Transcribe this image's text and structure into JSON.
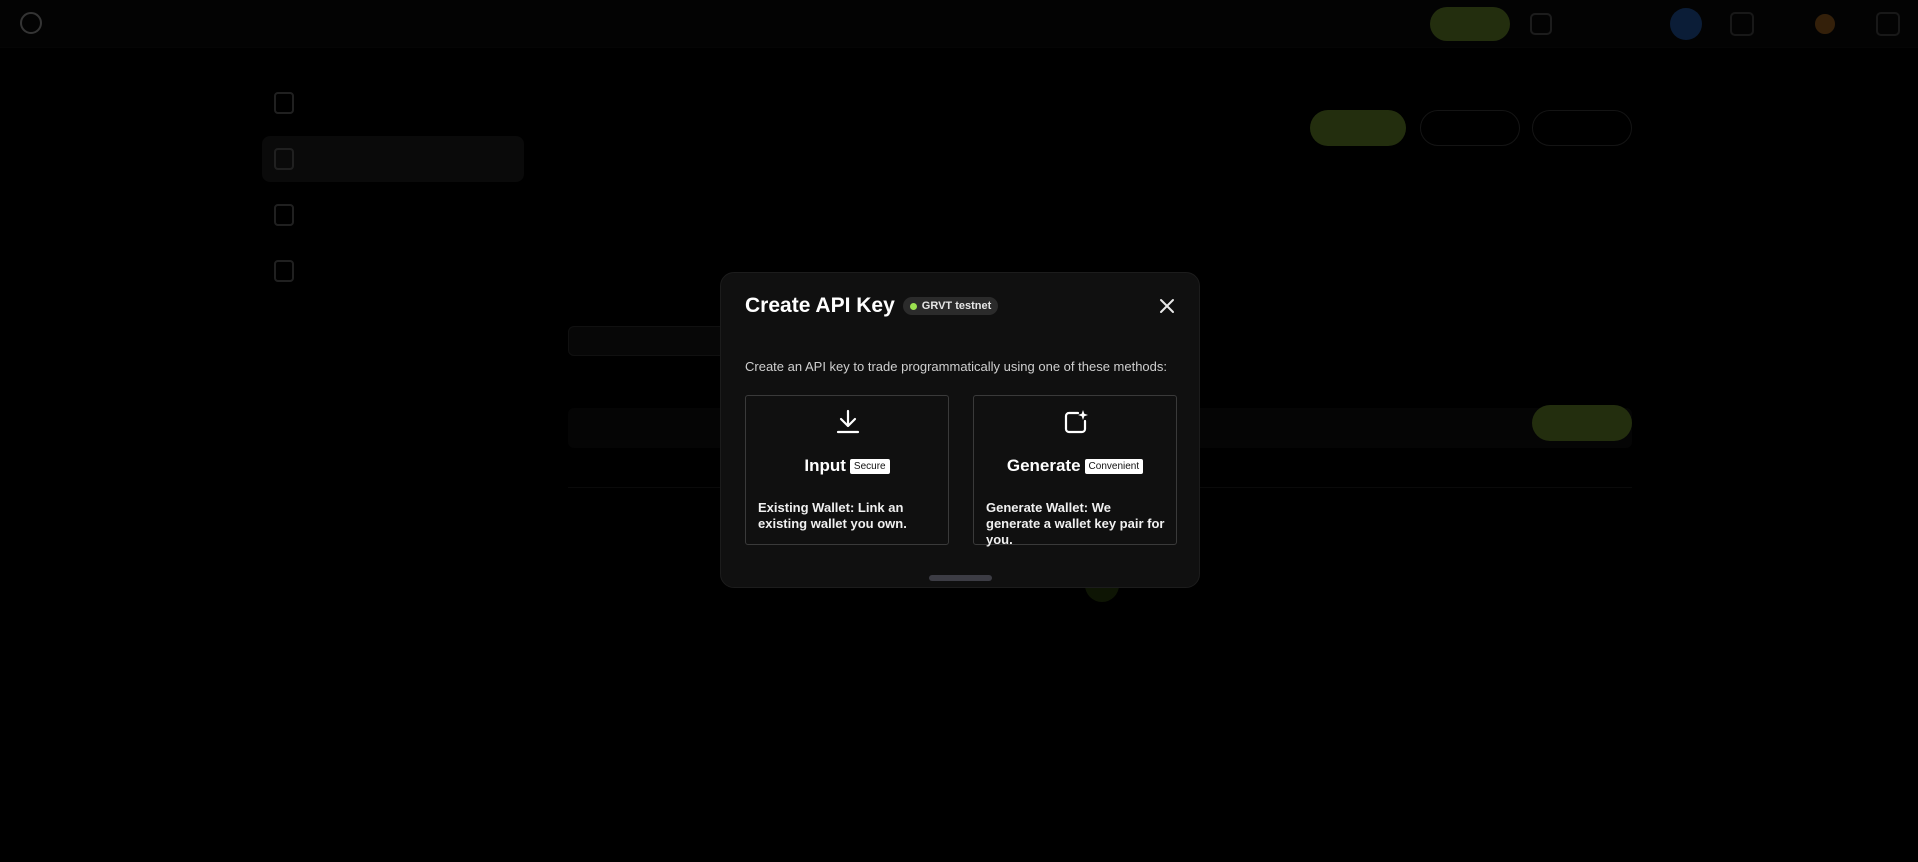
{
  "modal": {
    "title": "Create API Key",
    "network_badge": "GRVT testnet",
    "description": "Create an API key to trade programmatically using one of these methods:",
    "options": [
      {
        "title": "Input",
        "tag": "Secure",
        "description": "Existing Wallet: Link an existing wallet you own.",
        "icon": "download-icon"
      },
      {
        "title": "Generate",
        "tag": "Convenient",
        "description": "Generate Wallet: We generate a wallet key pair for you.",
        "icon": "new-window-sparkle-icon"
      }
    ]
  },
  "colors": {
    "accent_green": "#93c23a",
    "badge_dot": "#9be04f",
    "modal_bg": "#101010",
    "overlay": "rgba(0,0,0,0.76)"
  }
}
^^^^^^^^
* Stated task:
Omit pictures; set down the rest of the material word for word.

* Response for this exercise:
Transcribe this image's text and structure into JSON.
{
  "modal": {
    "title": "Create API Key",
    "network_badge": "GRVT testnet",
    "description": "Create an API key to trade programmatically using one of these methods:",
    "options": [
      {
        "title": "Input",
        "tag": "Secure",
        "description": "Existing Wallet: Link an existing wallet you own.",
        "icon": "download-icon"
      },
      {
        "title": "Generate",
        "tag": "Convenient",
        "description": "Generate Wallet: We generate a wallet key pair for you.",
        "icon": "new-window-sparkle-icon"
      }
    ]
  },
  "colors": {
    "accent_green": "#93c23a",
    "badge_dot": "#9be04f",
    "modal_bg": "#101010",
    "overlay": "rgba(0,0,0,0.76)"
  }
}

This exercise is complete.